_Provided information_:
• • • • • • •

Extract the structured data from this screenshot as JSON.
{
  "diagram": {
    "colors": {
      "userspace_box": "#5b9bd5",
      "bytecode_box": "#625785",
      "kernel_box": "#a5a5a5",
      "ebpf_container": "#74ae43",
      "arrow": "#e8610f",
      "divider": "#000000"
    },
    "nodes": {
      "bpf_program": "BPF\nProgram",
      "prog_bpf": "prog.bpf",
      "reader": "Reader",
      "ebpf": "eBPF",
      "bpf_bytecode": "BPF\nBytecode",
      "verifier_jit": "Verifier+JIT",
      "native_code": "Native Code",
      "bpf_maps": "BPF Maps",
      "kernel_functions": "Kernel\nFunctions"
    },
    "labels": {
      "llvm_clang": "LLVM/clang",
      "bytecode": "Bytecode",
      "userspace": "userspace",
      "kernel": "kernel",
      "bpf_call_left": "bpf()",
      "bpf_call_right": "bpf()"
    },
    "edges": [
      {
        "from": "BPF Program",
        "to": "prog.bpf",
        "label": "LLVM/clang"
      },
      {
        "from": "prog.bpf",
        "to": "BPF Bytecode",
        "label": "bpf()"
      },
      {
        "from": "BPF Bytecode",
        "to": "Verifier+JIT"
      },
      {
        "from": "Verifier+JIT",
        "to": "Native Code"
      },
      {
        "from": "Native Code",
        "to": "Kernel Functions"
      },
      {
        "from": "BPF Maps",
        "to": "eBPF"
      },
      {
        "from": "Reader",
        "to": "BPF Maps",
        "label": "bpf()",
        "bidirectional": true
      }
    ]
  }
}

• • • • • • •

_Task brief_: Filter the entries and copy out every line with the word "clang".

_Correct answer_:
      "llvm_clang": "LLVM/clang",
        "label": "LLVM/clang"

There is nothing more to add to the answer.